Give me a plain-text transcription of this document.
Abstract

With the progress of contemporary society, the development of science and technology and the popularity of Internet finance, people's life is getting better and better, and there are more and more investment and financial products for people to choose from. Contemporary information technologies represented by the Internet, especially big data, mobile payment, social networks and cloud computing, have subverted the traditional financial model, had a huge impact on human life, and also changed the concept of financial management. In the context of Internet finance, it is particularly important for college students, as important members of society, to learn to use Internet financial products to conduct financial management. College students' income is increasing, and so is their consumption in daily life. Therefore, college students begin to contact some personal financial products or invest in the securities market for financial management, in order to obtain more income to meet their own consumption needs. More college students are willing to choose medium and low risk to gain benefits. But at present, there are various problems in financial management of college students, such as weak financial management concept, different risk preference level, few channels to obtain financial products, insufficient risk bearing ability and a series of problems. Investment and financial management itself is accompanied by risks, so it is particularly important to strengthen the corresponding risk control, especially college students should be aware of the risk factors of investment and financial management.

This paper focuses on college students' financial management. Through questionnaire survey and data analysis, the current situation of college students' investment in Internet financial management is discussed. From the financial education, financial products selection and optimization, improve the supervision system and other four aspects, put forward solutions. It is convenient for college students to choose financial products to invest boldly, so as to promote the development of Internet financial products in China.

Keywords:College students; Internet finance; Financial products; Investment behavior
____
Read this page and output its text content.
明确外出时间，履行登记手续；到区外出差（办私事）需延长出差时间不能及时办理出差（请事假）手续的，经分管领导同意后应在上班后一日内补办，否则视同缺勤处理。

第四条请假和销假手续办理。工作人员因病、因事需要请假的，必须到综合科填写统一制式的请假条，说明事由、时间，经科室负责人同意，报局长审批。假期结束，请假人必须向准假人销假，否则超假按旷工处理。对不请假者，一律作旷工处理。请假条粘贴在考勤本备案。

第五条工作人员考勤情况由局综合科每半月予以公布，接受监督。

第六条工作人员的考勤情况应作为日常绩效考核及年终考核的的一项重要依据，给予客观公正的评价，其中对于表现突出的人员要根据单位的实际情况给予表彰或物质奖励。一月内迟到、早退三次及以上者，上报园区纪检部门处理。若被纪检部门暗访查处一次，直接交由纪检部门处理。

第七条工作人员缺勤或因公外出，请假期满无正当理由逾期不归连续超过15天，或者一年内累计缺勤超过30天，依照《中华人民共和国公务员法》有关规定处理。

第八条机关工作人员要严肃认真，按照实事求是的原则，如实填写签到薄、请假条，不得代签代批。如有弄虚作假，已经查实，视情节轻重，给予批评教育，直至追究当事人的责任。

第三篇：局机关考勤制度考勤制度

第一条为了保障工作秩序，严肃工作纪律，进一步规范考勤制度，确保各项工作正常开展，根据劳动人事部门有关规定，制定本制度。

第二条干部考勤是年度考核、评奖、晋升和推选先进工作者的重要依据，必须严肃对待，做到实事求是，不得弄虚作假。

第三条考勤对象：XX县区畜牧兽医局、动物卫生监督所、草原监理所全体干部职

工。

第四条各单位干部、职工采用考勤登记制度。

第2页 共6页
____
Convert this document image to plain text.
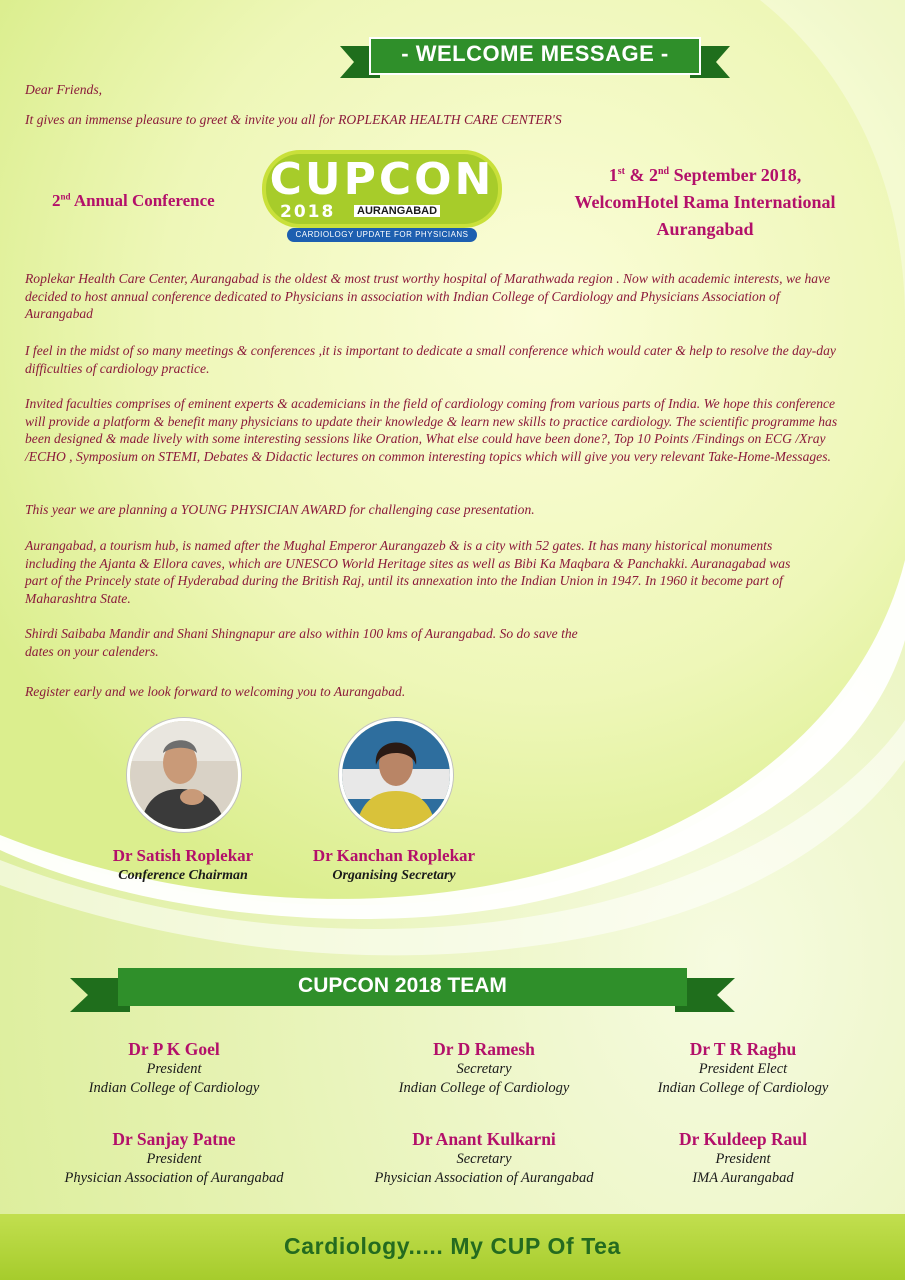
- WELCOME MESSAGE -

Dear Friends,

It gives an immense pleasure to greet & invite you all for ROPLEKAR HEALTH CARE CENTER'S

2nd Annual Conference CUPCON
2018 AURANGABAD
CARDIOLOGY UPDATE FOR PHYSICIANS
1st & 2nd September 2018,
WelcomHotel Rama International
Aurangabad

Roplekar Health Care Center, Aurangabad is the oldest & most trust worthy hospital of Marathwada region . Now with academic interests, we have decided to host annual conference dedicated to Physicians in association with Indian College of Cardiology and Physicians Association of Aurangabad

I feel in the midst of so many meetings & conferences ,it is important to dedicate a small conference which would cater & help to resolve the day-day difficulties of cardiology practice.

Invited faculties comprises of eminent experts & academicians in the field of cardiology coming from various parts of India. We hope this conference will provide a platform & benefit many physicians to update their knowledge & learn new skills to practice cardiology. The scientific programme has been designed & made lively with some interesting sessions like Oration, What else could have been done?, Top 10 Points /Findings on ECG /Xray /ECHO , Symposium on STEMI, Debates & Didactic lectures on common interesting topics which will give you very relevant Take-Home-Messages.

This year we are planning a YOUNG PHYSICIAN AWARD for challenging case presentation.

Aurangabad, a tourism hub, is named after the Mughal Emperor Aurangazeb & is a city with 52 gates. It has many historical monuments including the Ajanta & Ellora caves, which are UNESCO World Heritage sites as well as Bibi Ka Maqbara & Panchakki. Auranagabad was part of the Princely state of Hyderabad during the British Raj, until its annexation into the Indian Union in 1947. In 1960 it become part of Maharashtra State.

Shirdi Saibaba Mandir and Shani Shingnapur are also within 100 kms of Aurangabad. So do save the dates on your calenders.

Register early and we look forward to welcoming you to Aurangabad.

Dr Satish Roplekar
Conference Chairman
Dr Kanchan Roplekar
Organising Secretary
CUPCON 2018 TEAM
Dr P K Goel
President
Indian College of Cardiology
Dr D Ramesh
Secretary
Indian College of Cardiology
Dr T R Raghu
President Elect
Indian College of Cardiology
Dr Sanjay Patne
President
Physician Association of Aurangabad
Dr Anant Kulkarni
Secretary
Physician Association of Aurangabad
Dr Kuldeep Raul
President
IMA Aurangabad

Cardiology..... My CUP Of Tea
____
**To do**. Work out the count of lines containing the word "document", then write only that count.

**Response to the task**. 2